Set task →
Repeat the data verbatim.

Extracted information →
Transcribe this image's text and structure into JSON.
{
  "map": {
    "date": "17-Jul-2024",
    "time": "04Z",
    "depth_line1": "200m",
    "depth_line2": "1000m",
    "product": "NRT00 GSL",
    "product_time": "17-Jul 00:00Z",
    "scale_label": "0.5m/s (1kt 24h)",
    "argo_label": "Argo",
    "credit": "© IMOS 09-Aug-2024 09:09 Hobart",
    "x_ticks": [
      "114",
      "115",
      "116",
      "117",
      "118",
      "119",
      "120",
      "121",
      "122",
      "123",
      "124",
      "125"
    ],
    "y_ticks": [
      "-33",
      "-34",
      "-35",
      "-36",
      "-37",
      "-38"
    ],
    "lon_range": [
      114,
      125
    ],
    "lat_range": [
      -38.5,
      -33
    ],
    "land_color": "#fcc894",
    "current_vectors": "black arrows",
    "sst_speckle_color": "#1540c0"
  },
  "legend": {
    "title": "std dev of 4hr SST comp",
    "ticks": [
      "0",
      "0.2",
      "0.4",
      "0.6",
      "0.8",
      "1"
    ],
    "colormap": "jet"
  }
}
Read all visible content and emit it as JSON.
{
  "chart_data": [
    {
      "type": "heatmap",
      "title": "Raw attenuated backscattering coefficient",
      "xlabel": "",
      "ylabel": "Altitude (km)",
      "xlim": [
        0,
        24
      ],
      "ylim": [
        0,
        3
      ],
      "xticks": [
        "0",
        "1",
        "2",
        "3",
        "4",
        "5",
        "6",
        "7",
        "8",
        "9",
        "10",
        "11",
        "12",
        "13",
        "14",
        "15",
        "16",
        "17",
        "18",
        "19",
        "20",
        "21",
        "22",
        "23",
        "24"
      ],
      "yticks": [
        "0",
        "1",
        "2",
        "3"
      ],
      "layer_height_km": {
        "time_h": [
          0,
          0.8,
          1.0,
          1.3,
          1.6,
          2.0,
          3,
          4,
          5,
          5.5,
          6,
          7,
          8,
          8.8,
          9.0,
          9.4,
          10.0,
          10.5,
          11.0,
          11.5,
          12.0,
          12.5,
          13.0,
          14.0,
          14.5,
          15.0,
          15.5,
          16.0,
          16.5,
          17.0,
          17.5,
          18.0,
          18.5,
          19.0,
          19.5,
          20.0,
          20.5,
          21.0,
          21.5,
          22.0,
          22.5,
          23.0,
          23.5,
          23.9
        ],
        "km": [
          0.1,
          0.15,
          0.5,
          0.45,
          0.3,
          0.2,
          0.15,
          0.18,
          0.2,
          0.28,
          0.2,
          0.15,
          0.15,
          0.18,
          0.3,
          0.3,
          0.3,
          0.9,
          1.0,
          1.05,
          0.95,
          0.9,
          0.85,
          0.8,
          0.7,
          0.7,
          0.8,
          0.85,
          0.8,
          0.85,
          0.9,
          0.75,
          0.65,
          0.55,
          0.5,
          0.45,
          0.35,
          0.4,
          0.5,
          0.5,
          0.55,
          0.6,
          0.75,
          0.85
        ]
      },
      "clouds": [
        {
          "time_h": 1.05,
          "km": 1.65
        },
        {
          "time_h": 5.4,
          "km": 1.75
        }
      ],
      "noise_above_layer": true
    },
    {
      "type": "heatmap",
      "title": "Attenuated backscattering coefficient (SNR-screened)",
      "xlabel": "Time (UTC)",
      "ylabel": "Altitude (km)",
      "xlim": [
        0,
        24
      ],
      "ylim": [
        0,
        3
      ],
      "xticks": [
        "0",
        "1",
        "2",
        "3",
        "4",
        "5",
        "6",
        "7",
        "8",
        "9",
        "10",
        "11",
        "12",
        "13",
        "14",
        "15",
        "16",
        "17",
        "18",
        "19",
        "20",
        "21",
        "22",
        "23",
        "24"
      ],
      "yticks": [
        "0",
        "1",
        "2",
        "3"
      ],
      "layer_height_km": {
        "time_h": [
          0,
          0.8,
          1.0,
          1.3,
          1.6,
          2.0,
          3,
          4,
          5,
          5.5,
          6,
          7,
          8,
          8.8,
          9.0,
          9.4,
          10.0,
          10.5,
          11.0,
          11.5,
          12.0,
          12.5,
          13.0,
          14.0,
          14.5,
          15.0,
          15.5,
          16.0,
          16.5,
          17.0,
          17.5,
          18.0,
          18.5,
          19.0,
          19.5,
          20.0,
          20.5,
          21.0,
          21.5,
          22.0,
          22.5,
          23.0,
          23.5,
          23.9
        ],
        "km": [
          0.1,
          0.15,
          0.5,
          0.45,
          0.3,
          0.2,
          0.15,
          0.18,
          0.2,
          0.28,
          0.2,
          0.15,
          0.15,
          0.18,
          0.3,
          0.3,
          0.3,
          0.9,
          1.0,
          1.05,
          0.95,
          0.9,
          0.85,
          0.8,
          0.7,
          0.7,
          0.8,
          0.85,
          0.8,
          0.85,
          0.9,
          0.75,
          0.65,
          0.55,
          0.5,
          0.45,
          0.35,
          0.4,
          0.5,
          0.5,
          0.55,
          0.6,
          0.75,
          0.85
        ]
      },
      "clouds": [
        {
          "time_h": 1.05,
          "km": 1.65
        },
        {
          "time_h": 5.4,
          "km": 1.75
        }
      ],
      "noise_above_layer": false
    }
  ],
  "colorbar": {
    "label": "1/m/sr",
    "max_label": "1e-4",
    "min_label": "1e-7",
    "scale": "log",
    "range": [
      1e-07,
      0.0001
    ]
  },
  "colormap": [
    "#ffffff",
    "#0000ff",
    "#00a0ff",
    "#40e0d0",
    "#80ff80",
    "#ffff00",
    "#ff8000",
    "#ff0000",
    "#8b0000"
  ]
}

Answer below →
Transcribe this image's text and structure into JSON.
{
  "map": {
    "date": "17-Jul-2024",
    "time": "04Z",
    "depth_line1": "200m",
    "depth_line2": "1000m",
    "product": "NRT00 GSL",
    "product_time": "17-Jul 00:00Z",
    "scale_label": "0.5m/s (1kt 24h)",
    "argo_label": "Argo",
    "credit": "© IMOS 09-Aug-2024 09:09 Hobart",
    "x_ticks": [
      "114",
      "115",
      "116",
      "117",
      "118",
      "119",
      "120",
      "121",
      "122",
      "123",
      "124",
      "125"
    ],
    "y_ticks": [
      "-33",
      "-34",
      "-35",
      "-36",
      "-37",
      "-38"
    ],
    "lon_range": [
      114,
      125
    ],
    "lat_range": [
      -38.5,
      -33
    ],
    "land_color": "#fcc894",
    "current_vectors": "black arrows",
    "sst_speckle_color": "#1540c0"
  },
  "legend": {
    "title": "std dev of 4hr SST comp",
    "ticks": [
      "0",
      "0.2",
      "0.4",
      "0.6",
      "0.8",
      "1"
    ],
    "colormap": "jet"
  }
}
Read all visible content and emit it as JSON.
{
  "chart_data": [
    {
      "type": "heatmap",
      "title": "Raw attenuated backscattering coefficient",
      "xlabel": "",
      "ylabel": "Altitude (km)",
      "xlim": [
        0,
        24
      ],
      "ylim": [
        0,
        3
      ],
      "xticks": [
        "0",
        "1",
        "2",
        "3",
        "4",
        "5",
        "6",
        "7",
        "8",
        "9",
        "10",
        "11",
        "12",
        "13",
        "14",
        "15",
        "16",
        "17",
        "18",
        "19",
        "20",
        "21",
        "22",
        "23",
        "24"
      ],
      "yticks": [
        "0",
        "1",
        "2",
        "3"
      ],
      "layer_height_km": {
        "time_h": [
          0,
          0.8,
          1.0,
          1.3,
          1.6,
          2.0,
          3,
          4,
          5,
          5.5,
          6,
          7,
          8,
          8.8,
          9.0,
          9.4,
          10.0,
          10.5,
          11.0,
          11.5,
          12.0,
          12.5,
          13.0,
          14.0,
          14.5,
          15.0,
          15.5,
          16.0,
          16.5,
          17.0,
          17.5,
          18.0,
          18.5,
          19.0,
          19.5,
          20.0,
          20.5,
          21.0,
          21.5,
          22.0,
          22.5,
          23.0,
          23.5,
          23.9
        ],
        "km": [
          0.1,
          0.15,
          0.5,
          0.45,
          0.3,
          0.2,
          0.15,
          0.18,
          0.2,
          0.28,
          0.2,
          0.15,
          0.15,
          0.18,
          0.3,
          0.3,
          0.3,
          0.9,
          1.0,
          1.05,
          0.95,
          0.9,
          0.85,
          0.8,
          0.7,
          0.7,
          0.8,
          0.85,
          0.8,
          0.85,
          0.9,
          0.75,
          0.65,
          0.55,
          0.5,
          0.45,
          0.35,
          0.4,
          0.5,
          0.5,
          0.55,
          0.6,
          0.75,
          0.85
        ]
      },
      "clouds": [
        {
          "time_h": 1.05,
          "km": 1.65
        },
        {
          "time_h": 5.4,
          "km": 1.75
        }
      ],
      "noise_above_layer": true
    },
    {
      "type": "heatmap",
      "title": "Attenuated backscattering coefficient (SNR-screened)",
      "xlabel": "Time (UTC)",
      "ylabel": "Altitude (km)",
      "xlim": [
        0,
        24
      ],
      "ylim": [
        0,
        3
      ],
      "xticks": [
        "0",
        "1",
        "2",
        "3",
        "4",
        "5",
        "6",
        "7",
        "8",
        "9",
        "10",
        "11",
        "12",
        "13",
        "14",
        "15",
        "16",
        "17",
        "18",
        "19",
        "20",
        "21",
        "22",
        "23",
        "24"
      ],
      "yticks": [
        "0",
        "1",
        "2",
        "3"
      ],
      "layer_height_km": {
        "time_h": [
          0,
          0.8,
          1.0,
          1.3,
          1.6,
          2.0,
          3,
          4,
          5,
          5.5,
          6,
          7,
          8,
          8.8,
          9.0,
          9.4,
          10.0,
          10.5,
          11.0,
          11.5,
          12.0,
          12.5,
          13.0,
          14.0,
          14.5,
          15.0,
          15.5,
          16.0,
          16.5,
          17.0,
          17.5,
          18.0,
          18.5,
          19.0,
          19.5,
          20.0,
          20.5,
          21.0,
          21.5,
          22.0,
          22.5,
          23.0,
          23.5,
          23.9
        ],
        "km": [
          0.1,
          0.15,
          0.5,
          0.45,
          0.3,
          0.2,
          0.15,
          0.18,
          0.2,
          0.28,
          0.2,
          0.15,
          0.15,
          0.18,
          0.3,
          0.3,
          0.3,
          0.9,
          1.0,
          1.05,
          0.95,
          0.9,
          0.85,
          0.8,
          0.7,
          0.7,
          0.8,
          0.85,
          0.8,
          0.85,
          0.9,
          0.75,
          0.65,
          0.55,
          0.5,
          0.45,
          0.35,
          0.4,
          0.5,
          0.5,
          0.55,
          0.6,
          0.75,
          0.85
        ]
      },
      "clouds": [
        {
          "time_h": 1.05,
          "km": 1.65
        },
        {
          "time_h": 5.4,
          "km": 1.75
        }
      ],
      "noise_above_layer": false
    }
  ],
  "colorbar": {
    "label": "1/m/sr",
    "max_label": "1e-4",
    "min_label": "1e-7",
    "scale": "log",
    "range": [
      1e-07,
      0.0001
    ]
  },
  "colormap": [
    "#ffffff",
    "#0000ff",
    "#00a0ff",
    "#40e0d0",
    "#80ff80",
    "#ffff00",
    "#ff8000",
    "#ff0000",
    "#8b0000"
  ]
}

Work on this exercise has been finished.